Stated exercise -> The listing below should be copied in full, word for word.

Stored data ->

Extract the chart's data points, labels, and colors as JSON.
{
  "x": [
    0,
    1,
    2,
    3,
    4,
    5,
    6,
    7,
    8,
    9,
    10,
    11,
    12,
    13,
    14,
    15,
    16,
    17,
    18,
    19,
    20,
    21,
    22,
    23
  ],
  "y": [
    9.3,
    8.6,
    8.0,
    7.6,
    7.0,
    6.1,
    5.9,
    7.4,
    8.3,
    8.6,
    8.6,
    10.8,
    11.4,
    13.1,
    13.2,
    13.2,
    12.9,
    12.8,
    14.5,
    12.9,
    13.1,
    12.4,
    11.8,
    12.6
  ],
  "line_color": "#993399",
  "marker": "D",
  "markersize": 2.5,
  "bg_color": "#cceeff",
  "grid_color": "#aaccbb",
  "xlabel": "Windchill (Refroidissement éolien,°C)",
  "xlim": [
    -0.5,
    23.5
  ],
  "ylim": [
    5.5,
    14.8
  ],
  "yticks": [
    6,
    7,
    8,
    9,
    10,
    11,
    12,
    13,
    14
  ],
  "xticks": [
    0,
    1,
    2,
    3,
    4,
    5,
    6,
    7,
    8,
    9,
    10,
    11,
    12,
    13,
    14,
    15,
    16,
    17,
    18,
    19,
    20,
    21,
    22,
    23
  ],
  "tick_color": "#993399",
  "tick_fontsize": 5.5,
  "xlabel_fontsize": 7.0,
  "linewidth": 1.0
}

Solved exercise ->
Extract the chart's data points, labels, and colors as JSON.
{
  "x": [
    0,
    1,
    2,
    3,
    4,
    5,
    6,
    7,
    8,
    9,
    10,
    11,
    12,
    13,
    14,
    15,
    16,
    17,
    18,
    19,
    20,
    21,
    22,
    23
  ],
  "y": [
    9.3,
    8.6,
    8.0,
    7.6,
    7.0,
    6.1,
    5.9,
    7.4,
    8.3,
    8.6,
    8.6,
    10.8,
    11.4,
    13.1,
    13.2,
    13.2,
    12.9,
    12.8,
    14.5,
    12.9,
    13.1,
    12.4,
    11.8,
    12.6
  ],
  "line_color": "#993399",
  "marker": "D",
  "markersize": 2.5,
  "bg_color": "#cceeff",
  "grid_color": "#aaccbb",
  "xlabel": "Windchill (Refroidissement éolien,°C)",
  "xlim": [
    -0.5,
    23.5
  ],
  "ylim": [
    5.5,
    14.8
  ],
  "yticks": [
    6,
    7,
    8,
    9,
    10,
    11,
    12,
    13,
    14
  ],
  "xticks": [
    0,
    1,
    2,
    3,
    4,
    5,
    6,
    7,
    8,
    9,
    10,
    11,
    12,
    13,
    14,
    15,
    16,
    17,
    18,
    19,
    20,
    21,
    22,
    23
  ],
  "tick_color": "#993399",
  "tick_fontsize": 5.5,
  "xlabel_fontsize": 7.0,
  "linewidth": 1.0
}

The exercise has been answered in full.